start
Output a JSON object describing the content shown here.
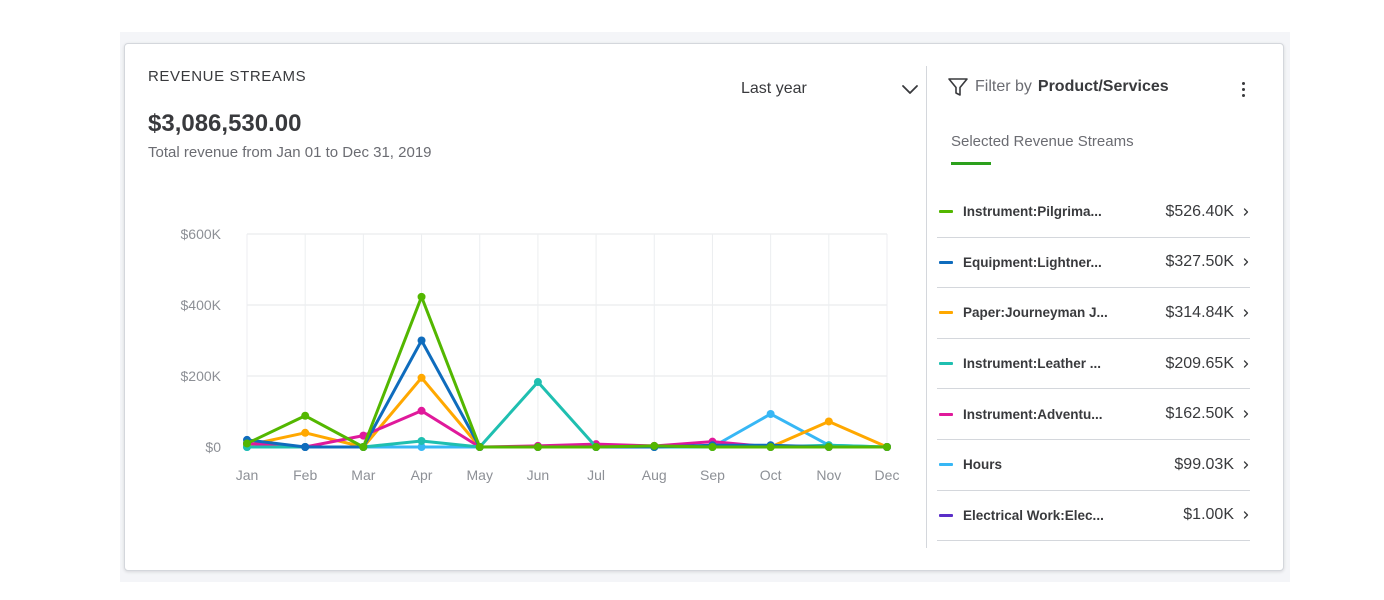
{
  "card": {
    "title": "REVENUE STREAMS",
    "total": "$3,086,530.00",
    "subtitle": "Total revenue from Jan 01 to Dec 31, 2019",
    "period_label": "Last year"
  },
  "filter": {
    "prefix": "Filter by",
    "value": "Product/Services"
  },
  "selected": {
    "title": "Selected Revenue Streams",
    "accent": "#2ca01c"
  },
  "streams": [
    {
      "name": "Instrument:Pilgrima...",
      "value": "$526.40K",
      "color": "#53b700"
    },
    {
      "name": "Equipment:Lightner...",
      "value": "$327.50K",
      "color": "#0f6cbd"
    },
    {
      "name": "Paper:Journeyman J...",
      "value": "$314.84K",
      "color": "#ffa800"
    },
    {
      "name": "Instrument:Leather ...",
      "value": "$209.65K",
      "color": "#1fbfb0"
    },
    {
      "name": "Instrument:Adventu...",
      "value": "$162.50K",
      "color": "#e0199b"
    },
    {
      "name": "Hours",
      "value": "$99.03K",
      "color": "#37b7f5"
    },
    {
      "name": "Electrical Work:Elec...",
      "value": "$1.00K",
      "color": "#5a2ec8"
    }
  ],
  "chart_data": {
    "type": "line",
    "categories": [
      "Jan",
      "Feb",
      "Mar",
      "Apr",
      "May",
      "Jun",
      "Jul",
      "Aug",
      "Sep",
      "Oct",
      "Nov",
      "Dec"
    ],
    "y_ticks": [
      "$0",
      "$200K",
      "$400K",
      "$600K"
    ],
    "ylim": [
      0,
      600
    ],
    "y_unit": "K",
    "grid": true,
    "series": [
      {
        "name": "Hours",
        "color": "#37b7f5",
        "values": [
          0,
          0,
          0,
          0,
          0,
          0,
          0,
          0,
          0,
          93,
          5,
          0
        ]
      },
      {
        "name": "Paper:Journeyman J...",
        "color": "#ffa800",
        "values": [
          5,
          40,
          0,
          195,
          0,
          0,
          0,
          0,
          0,
          0,
          72,
          0
        ]
      },
      {
        "name": "Instrument:Adventu...",
        "color": "#e0199b",
        "values": [
          10,
          0,
          32,
          102,
          0,
          3,
          8,
          3,
          15,
          0,
          0,
          0
        ]
      },
      {
        "name": "Instrument:Leather ...",
        "color": "#1fbfb0",
        "values": [
          0,
          0,
          0,
          17,
          0,
          183,
          0,
          0,
          0,
          0,
          5,
          0
        ]
      },
      {
        "name": "Equipment:Lightner...",
        "color": "#0f6cbd",
        "values": [
          20,
          0,
          0,
          300,
          0,
          0,
          0,
          0,
          5,
          5,
          0,
          0
        ]
      },
      {
        "name": "Instrument:Pilgrima...",
        "color": "#53b700",
        "values": [
          10,
          88,
          0,
          423,
          0,
          0,
          0,
          3,
          0,
          0,
          0,
          0
        ]
      }
    ]
  }
}
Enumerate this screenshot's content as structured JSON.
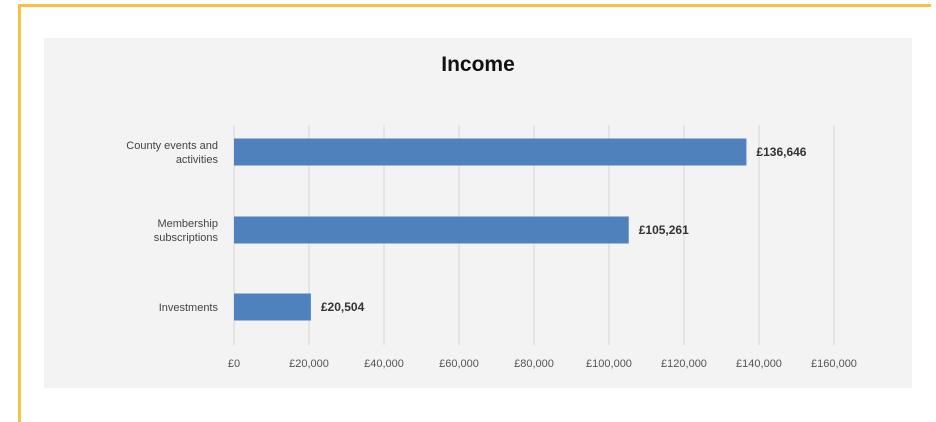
{
  "chart_data": {
    "type": "bar",
    "orientation": "horizontal",
    "title": "Income",
    "categories": [
      [
        "County events and",
        "activities"
      ],
      [
        "Membership",
        "subscriptions"
      ],
      [
        "Investments"
      ]
    ],
    "values": [
      136646,
      105261,
      20504
    ],
    "data_labels": [
      "£136,646",
      "£105,261",
      "£20,504"
    ],
    "xlim": [
      0,
      160000
    ],
    "x_ticks": [
      0,
      20000,
      40000,
      60000,
      80000,
      100000,
      120000,
      140000,
      160000
    ],
    "x_tick_labels": [
      "£0",
      "£20,000",
      "£40,000",
      "£60,000",
      "£80,000",
      "£100,000",
      "£120,000",
      "£140,000",
      "£160,000"
    ],
    "grid": true,
    "legend": "none",
    "bar_color": "#4f81bd"
  },
  "colors": {
    "frame_accent": "#f5c242",
    "plot_background": "#f3f3f3",
    "gridline": "#d4d4d4"
  }
}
end
TASK PROMPT: Repeat the data exactly, dropping every picture it holds.

SOLVED PROBLEM:
Output a JSON object describing the content shown here.
{
  "card": {
    "title": "REVENUE STREAMS",
    "total": "$3,086,530.00",
    "subtitle": "Total revenue from Jan 01 to Dec 31, 2019",
    "period_label": "Last year"
  },
  "filter": {
    "prefix": "Filter by",
    "value": "Product/Services"
  },
  "selected": {
    "title": "Selected Revenue Streams",
    "accent": "#2ca01c"
  },
  "streams": [
    {
      "name": "Instrument:Pilgrima...",
      "value": "$526.40K",
      "color": "#53b700"
    },
    {
      "name": "Equipment:Lightner...",
      "value": "$327.50K",
      "color": "#0f6cbd"
    },
    {
      "name": "Paper:Journeyman J...",
      "value": "$314.84K",
      "color": "#ffa800"
    },
    {
      "name": "Instrument:Leather ...",
      "value": "$209.65K",
      "color": "#1fbfb0"
    },
    {
      "name": "Instrument:Adventu...",
      "value": "$162.50K",
      "color": "#e0199b"
    },
    {
      "name": "Hours",
      "value": "$99.03K",
      "color": "#37b7f5"
    },
    {
      "name": "Electrical Work:Elec...",
      "value": "$1.00K",
      "color": "#5a2ec8"
    }
  ],
  "chart_data": {
    "type": "line",
    "categories": [
      "Jan",
      "Feb",
      "Mar",
      "Apr",
      "May",
      "Jun",
      "Jul",
      "Aug",
      "Sep",
      "Oct",
      "Nov",
      "Dec"
    ],
    "y_ticks": [
      "$0",
      "$200K",
      "$400K",
      "$600K"
    ],
    "ylim": [
      0,
      600
    ],
    "y_unit": "K",
    "grid": true,
    "series": [
      {
        "name": "Hours",
        "color": "#37b7f5",
        "values": [
          0,
          0,
          0,
          0,
          0,
          0,
          0,
          0,
          0,
          93,
          5,
          0
        ]
      },
      {
        "name": "Paper:Journeyman J...",
        "color": "#ffa800",
        "values": [
          5,
          40,
          0,
          195,
          0,
          0,
          0,
          0,
          0,
          0,
          72,
          0
        ]
      },
      {
        "name": "Instrument:Adventu...",
        "color": "#e0199b",
        "values": [
          10,
          0,
          32,
          102,
          0,
          3,
          8,
          3,
          15,
          0,
          0,
          0
        ]
      },
      {
        "name": "Instrument:Leather ...",
        "color": "#1fbfb0",
        "values": [
          0,
          0,
          0,
          17,
          0,
          183,
          0,
          0,
          0,
          0,
          5,
          0
        ]
      },
      {
        "name": "Equipment:Lightner...",
        "color": "#0f6cbd",
        "values": [
          20,
          0,
          0,
          300,
          0,
          0,
          0,
          0,
          5,
          5,
          0,
          0
        ]
      },
      {
        "name": "Instrument:Pilgrima...",
        "color": "#53b700",
        "values": [
          10,
          88,
          0,
          423,
          0,
          0,
          0,
          3,
          0,
          0,
          0,
          0
        ]
      }
    ]
  }
}
Enumerate this screenshot's content as structured JSON.
{
  "chart_data": {
    "type": "bar",
    "orientation": "horizontal",
    "title": "Income",
    "categories": [
      [
        "County events and",
        "activities"
      ],
      [
        "Membership",
        "subscriptions"
      ],
      [
        "Investments"
      ]
    ],
    "values": [
      136646,
      105261,
      20504
    ],
    "data_labels": [
      "£136,646",
      "£105,261",
      "£20,504"
    ],
    "xlim": [
      0,
      160000
    ],
    "x_ticks": [
      0,
      20000,
      40000,
      60000,
      80000,
      100000,
      120000,
      140000,
      160000
    ],
    "x_tick_labels": [
      "£0",
      "£20,000",
      "£40,000",
      "£60,000",
      "£80,000",
      "£100,000",
      "£120,000",
      "£140,000",
      "£160,000"
    ],
    "grid": true,
    "legend": "none",
    "bar_color": "#4f81bd"
  },
  "colors": {
    "frame_accent": "#f5c242",
    "plot_background": "#f3f3f3",
    "gridline": "#d4d4d4"
  }
}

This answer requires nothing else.